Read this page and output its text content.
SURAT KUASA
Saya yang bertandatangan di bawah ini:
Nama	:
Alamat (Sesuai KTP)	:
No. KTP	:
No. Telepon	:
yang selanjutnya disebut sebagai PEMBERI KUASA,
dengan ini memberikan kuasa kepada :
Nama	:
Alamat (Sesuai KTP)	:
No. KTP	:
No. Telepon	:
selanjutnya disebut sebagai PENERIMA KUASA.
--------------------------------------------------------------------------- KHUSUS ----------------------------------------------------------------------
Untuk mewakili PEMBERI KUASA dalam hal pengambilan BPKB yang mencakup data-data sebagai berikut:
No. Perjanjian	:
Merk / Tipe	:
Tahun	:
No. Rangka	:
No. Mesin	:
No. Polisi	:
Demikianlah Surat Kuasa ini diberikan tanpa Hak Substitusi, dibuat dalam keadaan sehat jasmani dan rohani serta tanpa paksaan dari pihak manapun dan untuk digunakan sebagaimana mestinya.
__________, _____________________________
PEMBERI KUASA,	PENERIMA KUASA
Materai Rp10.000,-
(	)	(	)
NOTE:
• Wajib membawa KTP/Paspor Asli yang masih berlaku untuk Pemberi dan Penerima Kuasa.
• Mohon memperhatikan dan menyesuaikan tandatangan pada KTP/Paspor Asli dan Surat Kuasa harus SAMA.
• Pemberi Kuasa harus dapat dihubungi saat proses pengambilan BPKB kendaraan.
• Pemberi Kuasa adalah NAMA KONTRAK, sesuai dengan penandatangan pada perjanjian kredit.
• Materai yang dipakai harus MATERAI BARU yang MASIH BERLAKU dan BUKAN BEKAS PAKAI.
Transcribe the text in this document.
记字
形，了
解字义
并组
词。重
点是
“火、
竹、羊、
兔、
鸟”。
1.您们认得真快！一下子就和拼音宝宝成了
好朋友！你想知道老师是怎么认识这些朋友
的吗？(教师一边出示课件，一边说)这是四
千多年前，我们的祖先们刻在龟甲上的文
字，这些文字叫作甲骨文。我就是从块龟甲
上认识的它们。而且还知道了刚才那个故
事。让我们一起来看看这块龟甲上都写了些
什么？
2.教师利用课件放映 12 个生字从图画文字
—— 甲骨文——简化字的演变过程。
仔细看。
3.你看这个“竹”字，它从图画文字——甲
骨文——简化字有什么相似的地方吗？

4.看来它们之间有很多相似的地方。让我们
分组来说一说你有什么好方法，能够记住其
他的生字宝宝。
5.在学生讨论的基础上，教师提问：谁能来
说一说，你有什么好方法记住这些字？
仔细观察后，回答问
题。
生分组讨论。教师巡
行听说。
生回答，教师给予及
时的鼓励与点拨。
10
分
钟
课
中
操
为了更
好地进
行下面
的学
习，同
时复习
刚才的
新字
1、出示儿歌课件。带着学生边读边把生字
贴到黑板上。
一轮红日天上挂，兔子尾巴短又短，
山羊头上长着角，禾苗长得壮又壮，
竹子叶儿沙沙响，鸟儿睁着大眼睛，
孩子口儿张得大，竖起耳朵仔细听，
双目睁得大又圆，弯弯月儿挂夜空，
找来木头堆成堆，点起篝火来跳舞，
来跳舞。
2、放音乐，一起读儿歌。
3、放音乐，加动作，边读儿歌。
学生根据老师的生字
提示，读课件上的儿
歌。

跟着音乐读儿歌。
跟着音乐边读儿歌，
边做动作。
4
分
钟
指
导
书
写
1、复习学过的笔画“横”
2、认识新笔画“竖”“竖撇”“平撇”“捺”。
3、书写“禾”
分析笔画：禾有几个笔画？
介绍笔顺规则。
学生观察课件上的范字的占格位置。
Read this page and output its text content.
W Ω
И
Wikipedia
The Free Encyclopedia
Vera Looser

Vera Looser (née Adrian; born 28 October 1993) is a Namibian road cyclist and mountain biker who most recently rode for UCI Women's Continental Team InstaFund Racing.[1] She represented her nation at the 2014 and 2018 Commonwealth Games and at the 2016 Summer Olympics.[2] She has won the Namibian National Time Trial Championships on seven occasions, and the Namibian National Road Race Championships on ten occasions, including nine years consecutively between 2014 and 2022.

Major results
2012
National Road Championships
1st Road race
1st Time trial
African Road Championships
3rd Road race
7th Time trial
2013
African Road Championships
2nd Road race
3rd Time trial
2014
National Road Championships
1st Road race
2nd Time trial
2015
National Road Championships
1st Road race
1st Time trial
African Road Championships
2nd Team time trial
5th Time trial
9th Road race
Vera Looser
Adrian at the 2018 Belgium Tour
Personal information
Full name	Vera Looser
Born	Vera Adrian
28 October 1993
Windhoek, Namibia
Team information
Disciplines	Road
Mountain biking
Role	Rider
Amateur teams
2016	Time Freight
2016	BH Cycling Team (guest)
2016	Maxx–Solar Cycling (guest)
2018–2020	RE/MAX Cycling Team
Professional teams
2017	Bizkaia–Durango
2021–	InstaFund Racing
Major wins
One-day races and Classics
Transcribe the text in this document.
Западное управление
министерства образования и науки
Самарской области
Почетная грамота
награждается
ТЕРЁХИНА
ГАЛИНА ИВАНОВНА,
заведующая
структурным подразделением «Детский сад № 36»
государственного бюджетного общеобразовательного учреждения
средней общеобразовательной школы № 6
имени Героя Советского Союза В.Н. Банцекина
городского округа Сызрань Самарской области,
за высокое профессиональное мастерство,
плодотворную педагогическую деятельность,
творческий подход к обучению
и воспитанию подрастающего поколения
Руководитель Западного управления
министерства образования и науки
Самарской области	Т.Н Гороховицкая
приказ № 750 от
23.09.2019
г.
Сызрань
++++++
▶ [Instruction]: Please restate the whole listing word for word.

▶ [Correct response]:
Read this page and output its text content.
SURAT KUASA
Saya yang bertandatangan di bawah ini:
Nama	:
Alamat (Sesuai KTP)	:
No. KTP	:
No. Telepon	:
yang selanjutnya disebut sebagai PEMBERI KUASA,
dengan ini memberikan kuasa kepada :
Nama	:
Alamat (Sesuai KTP)	:
No. KTP	:
No. Telepon	:
selanjutnya disebut sebagai PENERIMA KUASA.
--------------------------------------------------------------------------- KHUSUS ----------------------------------------------------------------------
Untuk mewakili PEMBERI KUASA dalam hal pengambilan BPKB yang mencakup data-data sebagai berikut:
No. Perjanjian	:
Merk / Tipe	:
Tahun	:
No. Rangka	:
No. Mesin	:
No. Polisi	:
Demikianlah Surat Kuasa ini diberikan tanpa Hak Substitusi, dibuat dalam keadaan sehat jasmani dan rohani serta tanpa paksaan dari pihak manapun dan untuk digunakan sebagaimana mestinya.
__________, _____________________________
PEMBERI KUASA,	PENERIMA KUASA
Materai Rp10.000,-
(	)	(	)
NOTE:
• Wajib membawa KTP/Paspor Asli yang masih berlaku untuk Pemberi dan Penerima Kuasa.
• Mohon memperhatikan dan menyesuaikan tandatangan pada KTP/Paspor Asli dan Surat Kuasa harus SAMA.
• Pemberi Kuasa harus dapat dihubungi saat proses pengambilan BPKB kendaraan.
• Pemberi Kuasa adalah NAMA KONTRAK, sesuai dengan penandatangan pada perjanjian kredit.
• Materai yang dipakai harus MATERAI BARU yang MASIH BERLAKU dan BUKAN BEKAS PAKAI.
Transcribe the text in this document.
记字
形，了
解字义
并组
词。重
点是
“火、
竹、羊、
兔、
鸟”。
1.您们认得真快！一下子就和拼音宝宝成了
好朋友！你想知道老师是怎么认识这些朋友
的吗？(教师一边出示课件，一边说)这是四
千多年前，我们的祖先们刻在龟甲上的文
字，这些文字叫作甲骨文。我就是从块龟甲
上认识的它们。而且还知道了刚才那个故
事。让我们一起来看看这块龟甲上都写了些
什么？
2.教师利用课件放映 12 个生字从图画文字
—— 甲骨文——简化字的演变过程。
仔细看。
3.你看这个“竹”字，它从图画文字——甲
骨文——简化字有什么相似的地方吗？

4.看来它们之间有很多相似的地方。让我们
分组来说一说你有什么好方法，能够记住其
他的生字宝宝。
5.在学生讨论的基础上，教师提问：谁能来
说一说，你有什么好方法记住这些字？
仔细观察后，回答问
题。
生分组讨论。教师巡
行听说。
生回答，教师给予及
时的鼓励与点拨。
10
分
钟
课
中
操
为了更
好地进
行下面
的学
习，同
时复习
刚才的
新字
1、出示儿歌课件。带着学生边读边把生字
贴到黑板上。
一轮红日天上挂，兔子尾巴短又短，
山羊头上长着角，禾苗长得壮又壮，
竹子叶儿沙沙响，鸟儿睁着大眼睛，
孩子口儿张得大，竖起耳朵仔细听，
双目睁得大又圆，弯弯月儿挂夜空，
找来木头堆成堆，点起篝火来跳舞，
来跳舞。
2、放音乐，一起读儿歌。
3、放音乐，加动作，边读儿歌。
学生根据老师的生字
提示，读课件上的儿
歌。

跟着音乐读儿歌。
跟着音乐边读儿歌，
边做动作。
4
分
钟
指
导
书
写
1、复习学过的笔画“横”
2、认识新笔画“竖”“竖撇”“平撇”“捺”。
3、书写“禾”
分析笔画：禾有几个笔画？
介绍笔顺规则。
学生观察课件上的范字的占格位置。
Read this page and output its text content.
W Ω
И
Wikipedia
The Free Encyclopedia
Vera Looser

Vera Looser (née Adrian; born 28 October 1993) is a Namibian road cyclist and mountain biker who most recently rode for UCI Women's Continental Team InstaFund Racing.[1] She represented her nation at the 2014 and 2018 Commonwealth Games and at the 2016 Summer Olympics.[2] She has won the Namibian National Time Trial Championships on seven occasions, and the Namibian National Road Race Championships on ten occasions, including nine years consecutively between 2014 and 2022.

Major results
2012
National Road Championships
1st Road race
1st Time trial
African Road Championships
3rd Road race
7th Time trial
2013
African Road Championships
2nd Road race
3rd Time trial
2014
National Road Championships
1st Road race
2nd Time trial
2015
National Road Championships
1st Road race
1st Time trial
African Road Championships
2nd Team time trial
5th Time trial
9th Road race
Vera Looser
Adrian at the 2018 Belgium Tour
Personal information
Full name	Vera Looser
Born	Vera Adrian
28 October 1993
Windhoek, Namibia
Team information
Disciplines	Road
Mountain biking
Role	Rider
Amateur teams
2016	Time Freight
2016	BH Cycling Team (guest)
2016	Maxx–Solar Cycling (guest)
2018–2020	RE/MAX Cycling Team
Professional teams
2017	Bizkaia–Durango
2021–	InstaFund Racing
Major wins
One-day races and Classics
Transcribe the text in this document.
Западное управление
министерства образования и науки
Самарской области
Почетная грамота
награждается
ТЕРЁХИНА
ГАЛИНА ИВАНОВНА,
заведующая
структурным подразделением «Детский сад № 36»
государственного бюджетного общеобразовательного учреждения
средней общеобразовательной школы № 6
имени Героя Советского Союза В.Н. Банцекина
городского округа Сызрань Самарской области,
за высокое профессиональное мастерство,
плодотворную педагогическую деятельность,
творческий подход к обучению
и воспитанию подрастающего поколения
Руководитель Западного управления
министерства образования и науки
Самарской области	Т.Н Гороховицкая
приказ № 750 от
23.09.2019
г.
Сызрань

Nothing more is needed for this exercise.